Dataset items
::::::::::
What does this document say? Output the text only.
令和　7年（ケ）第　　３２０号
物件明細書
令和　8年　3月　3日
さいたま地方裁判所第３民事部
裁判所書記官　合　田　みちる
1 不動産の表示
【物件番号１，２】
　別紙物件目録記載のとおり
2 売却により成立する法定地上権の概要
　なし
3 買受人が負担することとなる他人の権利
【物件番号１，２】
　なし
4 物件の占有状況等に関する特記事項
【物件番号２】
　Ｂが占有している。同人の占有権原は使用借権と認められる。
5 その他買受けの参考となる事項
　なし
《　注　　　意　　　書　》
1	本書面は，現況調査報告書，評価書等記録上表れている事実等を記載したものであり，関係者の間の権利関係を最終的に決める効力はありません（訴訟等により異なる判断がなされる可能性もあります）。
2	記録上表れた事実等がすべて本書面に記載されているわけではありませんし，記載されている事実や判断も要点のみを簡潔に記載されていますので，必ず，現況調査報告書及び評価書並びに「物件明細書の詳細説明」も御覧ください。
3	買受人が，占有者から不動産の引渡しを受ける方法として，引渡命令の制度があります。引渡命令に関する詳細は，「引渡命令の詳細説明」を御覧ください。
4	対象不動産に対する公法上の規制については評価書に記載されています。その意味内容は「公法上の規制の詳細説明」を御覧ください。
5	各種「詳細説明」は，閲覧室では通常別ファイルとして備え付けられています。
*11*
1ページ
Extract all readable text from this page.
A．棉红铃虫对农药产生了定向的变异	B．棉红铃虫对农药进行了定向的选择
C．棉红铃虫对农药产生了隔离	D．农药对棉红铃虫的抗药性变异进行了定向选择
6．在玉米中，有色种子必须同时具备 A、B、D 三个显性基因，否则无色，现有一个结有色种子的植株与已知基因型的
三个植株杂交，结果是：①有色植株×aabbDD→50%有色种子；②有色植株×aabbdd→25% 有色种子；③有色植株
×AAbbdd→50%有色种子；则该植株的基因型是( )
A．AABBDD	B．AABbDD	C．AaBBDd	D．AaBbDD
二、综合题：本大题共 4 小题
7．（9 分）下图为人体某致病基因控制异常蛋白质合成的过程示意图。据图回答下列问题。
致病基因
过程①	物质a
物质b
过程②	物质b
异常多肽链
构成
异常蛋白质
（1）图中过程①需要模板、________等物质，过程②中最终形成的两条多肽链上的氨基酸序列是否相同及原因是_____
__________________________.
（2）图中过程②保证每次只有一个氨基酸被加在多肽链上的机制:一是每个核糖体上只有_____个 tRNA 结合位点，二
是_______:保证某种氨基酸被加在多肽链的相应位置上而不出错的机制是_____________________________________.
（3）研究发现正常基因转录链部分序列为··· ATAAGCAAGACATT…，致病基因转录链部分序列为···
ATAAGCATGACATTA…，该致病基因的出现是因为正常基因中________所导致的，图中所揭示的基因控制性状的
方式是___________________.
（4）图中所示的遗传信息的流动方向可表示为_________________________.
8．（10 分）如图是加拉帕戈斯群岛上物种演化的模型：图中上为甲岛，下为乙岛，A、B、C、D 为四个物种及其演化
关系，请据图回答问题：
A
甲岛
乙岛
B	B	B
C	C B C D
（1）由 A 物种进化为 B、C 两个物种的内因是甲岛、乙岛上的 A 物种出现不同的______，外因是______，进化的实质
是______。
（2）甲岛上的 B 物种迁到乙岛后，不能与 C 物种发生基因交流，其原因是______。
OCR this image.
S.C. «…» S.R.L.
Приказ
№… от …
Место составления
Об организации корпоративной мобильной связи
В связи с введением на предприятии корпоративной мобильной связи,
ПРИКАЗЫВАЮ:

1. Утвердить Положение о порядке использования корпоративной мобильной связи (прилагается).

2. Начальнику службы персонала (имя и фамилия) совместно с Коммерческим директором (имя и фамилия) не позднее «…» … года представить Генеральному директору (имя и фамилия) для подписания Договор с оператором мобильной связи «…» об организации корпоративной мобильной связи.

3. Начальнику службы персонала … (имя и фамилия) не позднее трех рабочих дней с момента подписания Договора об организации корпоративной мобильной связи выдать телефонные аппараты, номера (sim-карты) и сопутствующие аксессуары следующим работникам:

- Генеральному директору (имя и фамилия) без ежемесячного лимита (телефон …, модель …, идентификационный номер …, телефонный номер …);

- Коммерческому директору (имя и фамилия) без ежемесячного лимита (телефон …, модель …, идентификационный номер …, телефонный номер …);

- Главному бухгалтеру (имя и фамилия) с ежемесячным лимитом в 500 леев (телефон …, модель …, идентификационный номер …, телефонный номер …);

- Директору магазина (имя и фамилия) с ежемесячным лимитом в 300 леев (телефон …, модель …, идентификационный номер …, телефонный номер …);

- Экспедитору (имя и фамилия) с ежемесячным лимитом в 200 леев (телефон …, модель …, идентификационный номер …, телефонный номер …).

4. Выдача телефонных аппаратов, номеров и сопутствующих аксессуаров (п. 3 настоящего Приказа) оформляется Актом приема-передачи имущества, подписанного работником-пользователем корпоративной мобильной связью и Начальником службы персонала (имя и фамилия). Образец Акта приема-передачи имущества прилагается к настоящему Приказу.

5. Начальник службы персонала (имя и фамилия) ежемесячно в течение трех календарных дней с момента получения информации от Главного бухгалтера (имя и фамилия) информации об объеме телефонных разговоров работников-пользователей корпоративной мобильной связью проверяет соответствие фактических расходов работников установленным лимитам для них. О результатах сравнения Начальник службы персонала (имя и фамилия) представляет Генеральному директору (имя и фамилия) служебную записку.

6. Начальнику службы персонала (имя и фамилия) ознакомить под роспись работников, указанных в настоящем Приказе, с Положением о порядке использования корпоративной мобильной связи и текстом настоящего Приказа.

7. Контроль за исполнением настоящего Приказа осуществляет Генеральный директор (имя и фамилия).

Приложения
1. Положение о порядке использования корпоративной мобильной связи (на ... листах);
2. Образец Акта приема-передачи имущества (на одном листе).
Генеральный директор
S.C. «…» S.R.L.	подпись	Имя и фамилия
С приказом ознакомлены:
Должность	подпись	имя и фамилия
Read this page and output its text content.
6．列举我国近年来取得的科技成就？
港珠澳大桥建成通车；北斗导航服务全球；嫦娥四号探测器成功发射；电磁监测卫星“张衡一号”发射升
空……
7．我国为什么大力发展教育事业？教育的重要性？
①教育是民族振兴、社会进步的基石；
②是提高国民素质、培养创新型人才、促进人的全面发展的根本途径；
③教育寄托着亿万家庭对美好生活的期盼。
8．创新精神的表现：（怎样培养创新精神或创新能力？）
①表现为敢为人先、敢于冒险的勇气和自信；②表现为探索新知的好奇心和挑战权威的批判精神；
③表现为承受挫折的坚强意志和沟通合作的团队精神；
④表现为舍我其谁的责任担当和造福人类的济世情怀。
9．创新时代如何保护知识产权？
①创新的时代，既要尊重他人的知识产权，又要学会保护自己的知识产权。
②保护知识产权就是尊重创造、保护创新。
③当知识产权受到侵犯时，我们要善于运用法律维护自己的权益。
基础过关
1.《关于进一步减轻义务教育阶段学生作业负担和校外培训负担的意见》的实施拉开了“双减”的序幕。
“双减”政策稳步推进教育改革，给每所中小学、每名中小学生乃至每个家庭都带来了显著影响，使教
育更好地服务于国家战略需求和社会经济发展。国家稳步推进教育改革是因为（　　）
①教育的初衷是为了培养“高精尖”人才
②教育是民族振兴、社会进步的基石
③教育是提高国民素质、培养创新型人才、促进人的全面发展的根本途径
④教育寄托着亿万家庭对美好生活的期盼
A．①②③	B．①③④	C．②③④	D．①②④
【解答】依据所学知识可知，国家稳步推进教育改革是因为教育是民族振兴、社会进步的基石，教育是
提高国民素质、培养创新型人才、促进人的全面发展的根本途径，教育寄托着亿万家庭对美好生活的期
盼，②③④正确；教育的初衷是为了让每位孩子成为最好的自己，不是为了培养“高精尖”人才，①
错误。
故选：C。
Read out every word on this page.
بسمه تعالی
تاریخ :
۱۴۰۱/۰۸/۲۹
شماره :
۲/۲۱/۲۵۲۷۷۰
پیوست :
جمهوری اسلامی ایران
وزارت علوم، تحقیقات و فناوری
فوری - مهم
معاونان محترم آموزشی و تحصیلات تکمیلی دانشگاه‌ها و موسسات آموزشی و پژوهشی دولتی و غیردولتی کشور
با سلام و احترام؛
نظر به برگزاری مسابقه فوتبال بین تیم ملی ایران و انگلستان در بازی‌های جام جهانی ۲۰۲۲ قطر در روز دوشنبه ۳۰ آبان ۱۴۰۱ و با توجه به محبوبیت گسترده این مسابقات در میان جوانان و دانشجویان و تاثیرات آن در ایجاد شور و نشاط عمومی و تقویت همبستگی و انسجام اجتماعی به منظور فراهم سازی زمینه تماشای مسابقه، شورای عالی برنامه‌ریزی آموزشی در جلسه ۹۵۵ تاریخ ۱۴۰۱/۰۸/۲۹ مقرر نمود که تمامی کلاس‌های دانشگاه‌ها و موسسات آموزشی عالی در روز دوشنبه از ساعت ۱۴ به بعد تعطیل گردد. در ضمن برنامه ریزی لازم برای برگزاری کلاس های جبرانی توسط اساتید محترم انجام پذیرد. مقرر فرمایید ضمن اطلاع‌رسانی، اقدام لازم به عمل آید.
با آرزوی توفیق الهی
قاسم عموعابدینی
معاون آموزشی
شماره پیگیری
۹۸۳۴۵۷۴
::::::::::
— WHAT TO PRODUCE —
Note how many lines in the listing above hold the string "this", then give only that figure.

— EXERCISE OUTPUT —
5